PARTS OF THE EXERCISE:
- a) In the patent text on molding bimaterial aluminum parts, what metal is named as an example for the gas-impermeable film that coats the core?
- b) Extend the patent text on molding bimaterial aluminum parts from its final sentence.

DOCUMENT TEXT:

******

US 5259437 A
The disclosure relates to a method of obtaining, by moulding, bimaterial parts formed by two aluminium alloys one of which constitutes the core and the other the matrix. The method consists in using a core, optionally containing a refractory skeleton, removing a natural coating of alumina present on the surface of the core and immediately afterwards coating the assembly thus obtained with a film impermeable to gas and consisting of a metal such as nickel, placing the coated assembly in a mould which is filled with the alloy of the matrix in the molten state at a temperature such that at least 30% of the core is superficially remelted. The method can be applied to the manufacture of motor vehicle parts such as engine cylinder heads and the insertion of ducts into aeronautical parts.
1. A method of obtaining, by moulding, bimaterial parts comprising a core comprising an aluminum alloy inserted into a matrix of another aluminum alloy, comprising the steps of: removing a natural surface coating of alumina present on the surface of the core; immediately afterwards coating the core with a film impermeable to gases, said coating being of a metal having a free oxide-forming energy in excess of -500 kj/mole of oxygen between room temperature and 1000 K. and having a melting temperature greater than those of the core and of the matrix and being soluble in liquid aluminum and forming an eutectic with aluminum; placing the coated core in a mould; and filling the mould with the alloy of the matrix in the molten state at such a temperature that at least 30% of the core is remelted.
2. A method according to claim 1 wherein said core contains a refractory skeleton comprising fibers or particles of refractory material.
3. A method according to claim 1 wherein the alloys used for the matrix are selected from the group consisting of the 300 and the 6000 series according to the Standards of the Aluminum Association.
4. A method according to claim 3 wherein the alloy is selected from the group consisting of A351, A356, B380 and AA6061 alloys.
5. A method according to claim 1 wherein the alloy used for the core is selected from the 200 series according to the Standards of the Aluminium Association.
6. A method according to claim 5 wherein the alloy is A204.2.

******

DATA BLOCK:

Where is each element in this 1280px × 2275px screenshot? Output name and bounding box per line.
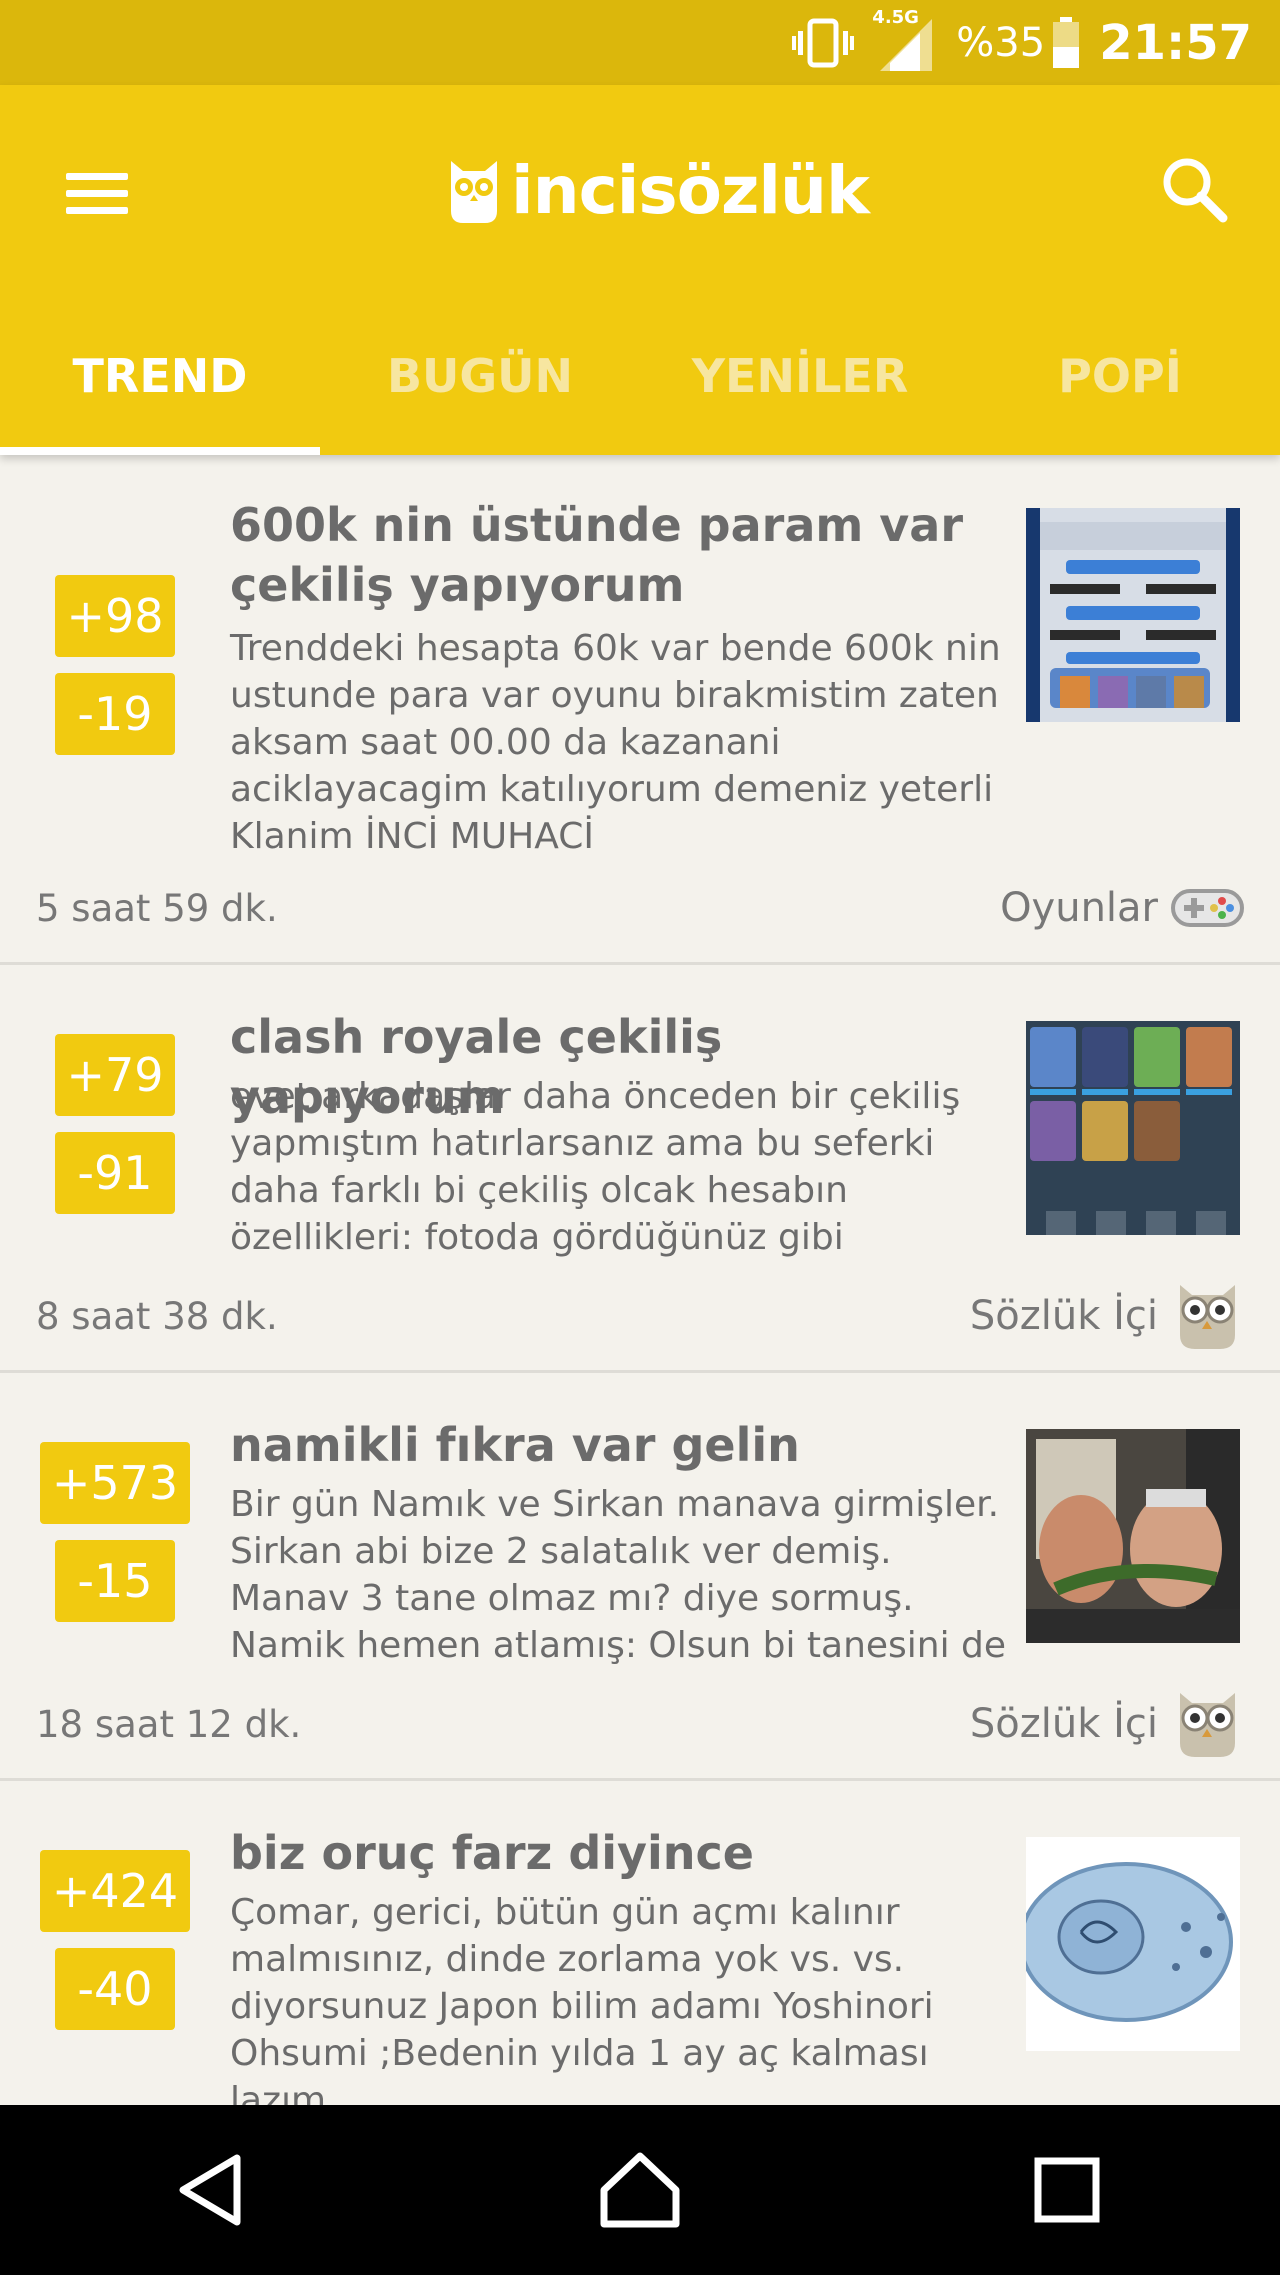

******

THE RESULTS:
- a) Nickel.

- b)
7. A method according to claim 2 wherein the core comprises an alumina based fibrous refractory product.
8. A method according to claim 2 wherein the core comprises between 5 and 60% by volume of refractory fibers.
9. A method according to claim 8 wherein the volumetric proportion of fibers is between 10 and 40%.
10. A method according to claim 1 wherein the metal forming the film is nickel.
11. A method according to claim 1 wherein the metal forming the film is cobalt.
12. A method according to claim 1 wherein the metal forming the film is silver.
13. A method according to claim 1 wherein the metal forming the film is gold.
14. A method according to claim 1 wherein the film has thickness between 0.5 μm and 5 μm.
15. A method according to claim 13 wherein the film has a thickness between 1 and 2 μm.
16. A method according to claim 10 wherein the nickel film is formed by a chemical process.
The present invention relates to a method of obtaining bimaterial parts by moulding.
More particularly, it relates to parts which consist of a core of aluminium alloy inserted into a matrix of another aluminium alloy.
This particular structure is used for example for making up motor vehicle parts such as cylinder heads in order locally to modify their properties and to incorporate channels into aeronautical parts which are produced by moulding.
Indeed, it is known that such parts are, in use, subjected to localised and particular stresses, especially heat-related stresses, and that to avoid certain unfortunate repercussions on their behaviour, general practice is to resort to incorporate into the parts inserts having properties which respond more satisfactorily to these stresses than does the basic material.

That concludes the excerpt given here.